[Objective] Repeat each line of the material exactly.

[Exercise data]
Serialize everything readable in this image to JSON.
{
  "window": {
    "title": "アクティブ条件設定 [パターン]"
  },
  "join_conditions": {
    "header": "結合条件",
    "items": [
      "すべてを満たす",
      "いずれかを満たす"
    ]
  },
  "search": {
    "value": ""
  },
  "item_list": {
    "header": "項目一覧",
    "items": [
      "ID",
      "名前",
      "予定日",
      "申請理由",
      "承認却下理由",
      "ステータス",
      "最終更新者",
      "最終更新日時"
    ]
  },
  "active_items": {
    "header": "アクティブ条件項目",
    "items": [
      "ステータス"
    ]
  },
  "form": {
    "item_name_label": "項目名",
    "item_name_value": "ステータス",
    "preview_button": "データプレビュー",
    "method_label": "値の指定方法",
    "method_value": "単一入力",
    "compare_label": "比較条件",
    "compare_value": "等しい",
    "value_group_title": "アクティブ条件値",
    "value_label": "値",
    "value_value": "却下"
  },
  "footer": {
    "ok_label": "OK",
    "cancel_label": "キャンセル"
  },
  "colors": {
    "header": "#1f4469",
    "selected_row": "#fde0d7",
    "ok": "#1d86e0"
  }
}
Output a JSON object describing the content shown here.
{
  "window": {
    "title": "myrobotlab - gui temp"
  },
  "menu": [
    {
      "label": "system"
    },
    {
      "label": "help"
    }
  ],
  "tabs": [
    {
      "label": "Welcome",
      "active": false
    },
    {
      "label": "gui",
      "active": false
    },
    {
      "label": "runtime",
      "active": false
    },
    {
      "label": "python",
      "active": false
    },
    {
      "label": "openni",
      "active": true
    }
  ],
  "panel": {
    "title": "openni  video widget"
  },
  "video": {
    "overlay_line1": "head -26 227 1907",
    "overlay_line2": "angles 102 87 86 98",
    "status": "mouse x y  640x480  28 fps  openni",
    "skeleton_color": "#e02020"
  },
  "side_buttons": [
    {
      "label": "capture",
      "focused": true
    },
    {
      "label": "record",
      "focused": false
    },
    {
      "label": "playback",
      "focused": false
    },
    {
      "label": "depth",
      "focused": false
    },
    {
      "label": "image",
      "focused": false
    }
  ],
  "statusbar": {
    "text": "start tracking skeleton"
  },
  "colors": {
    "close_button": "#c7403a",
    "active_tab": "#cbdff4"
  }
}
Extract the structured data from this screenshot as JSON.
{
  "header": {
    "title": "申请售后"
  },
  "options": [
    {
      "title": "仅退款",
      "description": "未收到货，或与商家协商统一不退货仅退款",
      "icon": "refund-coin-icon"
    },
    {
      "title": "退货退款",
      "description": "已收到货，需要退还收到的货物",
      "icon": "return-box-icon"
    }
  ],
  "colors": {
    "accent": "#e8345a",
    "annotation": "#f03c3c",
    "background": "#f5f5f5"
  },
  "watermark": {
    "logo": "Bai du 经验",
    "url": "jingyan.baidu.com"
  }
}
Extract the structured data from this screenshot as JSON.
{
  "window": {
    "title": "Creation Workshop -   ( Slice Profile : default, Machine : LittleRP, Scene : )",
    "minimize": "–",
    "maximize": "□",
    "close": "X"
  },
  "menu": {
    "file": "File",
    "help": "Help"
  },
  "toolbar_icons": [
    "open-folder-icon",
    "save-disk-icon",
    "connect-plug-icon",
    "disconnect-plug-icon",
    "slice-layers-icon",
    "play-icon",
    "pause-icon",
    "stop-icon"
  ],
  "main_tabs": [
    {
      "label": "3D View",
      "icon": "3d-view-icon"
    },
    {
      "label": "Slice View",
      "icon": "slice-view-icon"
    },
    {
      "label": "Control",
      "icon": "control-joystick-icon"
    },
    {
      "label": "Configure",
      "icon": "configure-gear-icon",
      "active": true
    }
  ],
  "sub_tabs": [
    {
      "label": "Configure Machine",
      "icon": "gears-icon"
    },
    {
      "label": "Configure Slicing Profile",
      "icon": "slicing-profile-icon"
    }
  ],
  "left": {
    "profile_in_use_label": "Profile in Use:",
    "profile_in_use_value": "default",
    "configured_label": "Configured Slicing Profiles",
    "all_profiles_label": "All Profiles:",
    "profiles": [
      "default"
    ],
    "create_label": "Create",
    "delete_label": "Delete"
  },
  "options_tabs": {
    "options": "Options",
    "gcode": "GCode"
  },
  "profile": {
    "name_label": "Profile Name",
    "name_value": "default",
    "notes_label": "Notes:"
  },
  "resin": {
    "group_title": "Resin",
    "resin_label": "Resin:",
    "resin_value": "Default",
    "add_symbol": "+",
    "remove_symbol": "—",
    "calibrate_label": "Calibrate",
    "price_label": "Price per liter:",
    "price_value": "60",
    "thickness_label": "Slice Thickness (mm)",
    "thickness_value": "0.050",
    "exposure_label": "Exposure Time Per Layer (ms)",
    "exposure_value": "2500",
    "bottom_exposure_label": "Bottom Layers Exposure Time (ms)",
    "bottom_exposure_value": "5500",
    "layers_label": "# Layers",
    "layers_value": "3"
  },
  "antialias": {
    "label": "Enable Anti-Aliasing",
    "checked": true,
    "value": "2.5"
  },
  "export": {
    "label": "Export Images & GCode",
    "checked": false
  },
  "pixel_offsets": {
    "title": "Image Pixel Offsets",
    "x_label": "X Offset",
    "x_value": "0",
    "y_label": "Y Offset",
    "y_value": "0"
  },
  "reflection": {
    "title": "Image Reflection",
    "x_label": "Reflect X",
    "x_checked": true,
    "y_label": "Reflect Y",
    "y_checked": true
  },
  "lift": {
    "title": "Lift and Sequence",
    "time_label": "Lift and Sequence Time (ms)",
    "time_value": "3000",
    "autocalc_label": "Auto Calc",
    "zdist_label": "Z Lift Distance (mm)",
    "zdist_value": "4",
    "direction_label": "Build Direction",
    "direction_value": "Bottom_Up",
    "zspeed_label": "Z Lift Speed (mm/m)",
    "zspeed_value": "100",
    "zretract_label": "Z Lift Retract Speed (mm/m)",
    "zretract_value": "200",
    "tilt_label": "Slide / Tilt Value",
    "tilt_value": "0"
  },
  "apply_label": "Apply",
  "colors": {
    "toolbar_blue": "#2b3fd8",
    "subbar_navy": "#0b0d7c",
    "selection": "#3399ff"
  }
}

[Result of this exercise]
Serialize everything readable in this image to JSON.
{
  "window": {
    "title": "アクティブ条件設定 [パターン]"
  },
  "join_conditions": {
    "header": "結合条件",
    "items": [
      "すべてを満たす",
      "いずれかを満たす"
    ]
  },
  "search": {
    "value": ""
  },
  "item_list": {
    "header": "項目一覧",
    "items": [
      "ID",
      "名前",
      "予定日",
      "申請理由",
      "承認却下理由",
      "ステータス",
      "最終更新者",
      "最終更新日時"
    ]
  },
  "active_items": {
    "header": "アクティブ条件項目",
    "items": [
      "ステータス"
    ]
  },
  "form": {
    "item_name_label": "項目名",
    "item_name_value": "ステータス",
    "preview_button": "データプレビュー",
    "method_label": "値の指定方法",
    "method_value": "単一入力",
    "compare_label": "比較条件",
    "compare_value": "等しい",
    "value_group_title": "アクティブ条件値",
    "value_label": "値",
    "value_value": "却下"
  },
  "footer": {
    "ok_label": "OK",
    "cancel_label": "キャンセル"
  },
  "colors": {
    "header": "#1f4469",
    "selected_row": "#fde0d7",
    "ok": "#1d86e0"
  }
}
Output a JSON object describing the content shown here.
{
  "window": {
    "title": "myrobotlab - gui temp"
  },
  "menu": [
    {
      "label": "system"
    },
    {
      "label": "help"
    }
  ],
  "tabs": [
    {
      "label": "Welcome",
      "active": false
    },
    {
      "label": "gui",
      "active": false
    },
    {
      "label": "runtime",
      "active": false
    },
    {
      "label": "python",
      "active": false
    },
    {
      "label": "openni",
      "active": true
    }
  ],
  "panel": {
    "title": "openni  video widget"
  },
  "video": {
    "overlay_line1": "head -26 227 1907",
    "overlay_line2": "angles 102 87 86 98",
    "status": "mouse x y  640x480  28 fps  openni",
    "skeleton_color": "#e02020"
  },
  "side_buttons": [
    {
      "label": "capture",
      "focused": true
    },
    {
      "label": "record",
      "focused": false
    },
    {
      "label": "playback",
      "focused": false
    },
    {
      "label": "depth",
      "focused": false
    },
    {
      "label": "image",
      "focused": false
    }
  ],
  "statusbar": {
    "text": "start tracking skeleton"
  },
  "colors": {
    "close_button": "#c7403a",
    "active_tab": "#cbdff4"
  }
}
Extract the structured data from this screenshot as JSON.
{
  "header": {
    "title": "申请售后"
  },
  "options": [
    {
      "title": "仅退款",
      "description": "未收到货，或与商家协商统一不退货仅退款",
      "icon": "refund-coin-icon"
    },
    {
      "title": "退货退款",
      "description": "已收到货，需要退还收到的货物",
      "icon": "return-box-icon"
    }
  ],
  "colors": {
    "accent": "#e8345a",
    "annotation": "#f03c3c",
    "background": "#f5f5f5"
  },
  "watermark": {
    "logo": "Bai du 经验",
    "url": "jingyan.baidu.com"
  }
}
Extract the structured data from this screenshot as JSON.
{
  "window": {
    "title": "Creation Workshop -   ( Slice Profile : default, Machine : LittleRP, Scene : )",
    "minimize": "–",
    "maximize": "□",
    "close": "X"
  },
  "menu": {
    "file": "File",
    "help": "Help"
  },
  "toolbar_icons": [
    "open-folder-icon",
    "save-disk-icon",
    "connect-plug-icon",
    "disconnect-plug-icon",
    "slice-layers-icon",
    "play-icon",
    "pause-icon",
    "stop-icon"
  ],
  "main_tabs": [
    {
      "label": "3D View",
      "icon": "3d-view-icon"
    },
    {
      "label": "Slice View",
      "icon": "slice-view-icon"
    },
    {
      "label": "Control",
      "icon": "control-joystick-icon"
    },
    {
      "label": "Configure",
      "icon": "configure-gear-icon",
      "active": true
    }
  ],
  "sub_tabs": [
    {
      "label": "Configure Machine",
      "icon": "gears-icon"
    },
    {
      "label": "Configure Slicing Profile",
      "icon": "slicing-profile-icon"
    }
  ],
  "left": {
    "profile_in_use_label": "Profile in Use:",
    "profile_in_use_value": "default",
    "configured_label": "Configured Slicing Profiles",
    "all_profiles_label": "All Profiles:",
    "profiles": [
      "default"
    ],
    "create_label": "Create",
    "delete_label": "Delete"
  },
  "options_tabs": {
    "options": "Options",
    "gcode": "GCode"
  },
  "profile": {
    "name_label": "Profile Name",
    "name_value": "default",
    "notes_label": "Notes:"
  },
  "resin": {
    "group_title": "Resin",
    "resin_label": "Resin:",
    "resin_value": "Default",
    "add_symbol": "+",
    "remove_symbol": "—",
    "calibrate_label": "Calibrate",
    "price_label": "Price per liter:",
    "price_value": "60",
    "thickness_label": "Slice Thickness (mm)",
    "thickness_value": "0.050",
    "exposure_label": "Exposure Time Per Layer (ms)",
    "exposure_value": "2500",
    "bottom_exposure_label": "Bottom Layers Exposure Time (ms)",
    "bottom_exposure_value": "5500",
    "layers_label": "# Layers",
    "layers_value": "3"
  },
  "antialias": {
    "label": "Enable Anti-Aliasing",
    "checked": true,
    "value": "2.5"
  },
  "export": {
    "label": "Export Images & GCode",
    "checked": false
  },
  "pixel_offsets": {
    "title": "Image Pixel Offsets",
    "x_label": "X Offset",
    "x_value": "0",
    "y_label": "Y Offset",
    "y_value": "0"
  },
  "reflection": {
    "title": "Image Reflection",
    "x_label": "Reflect X",
    "x_checked": true,
    "y_label": "Reflect Y",
    "y_checked": true
  },
  "lift": {
    "title": "Lift and Sequence",
    "time_label": "Lift and Sequence Time (ms)",
    "time_value": "3000",
    "autocalc_label": "Auto Calc",
    "zdist_label": "Z Lift Distance (mm)",
    "zdist_value": "4",
    "direction_label": "Build Direction",
    "direction_value": "Bottom_Up",
    "zspeed_label": "Z Lift Speed (mm/m)",
    "zspeed_value": "100",
    "zretract_label": "Z Lift Retract Speed (mm/m)",
    "zretract_value": "200",
    "tilt_label": "Slide / Tilt Value",
    "tilt_value": "0"
  },
  "apply_label": "Apply",
  "colors": {
    "toolbar_blue": "#2b3fd8",
    "subbar_navy": "#0b0d7c",
    "selection": "#3399ff"
  }
}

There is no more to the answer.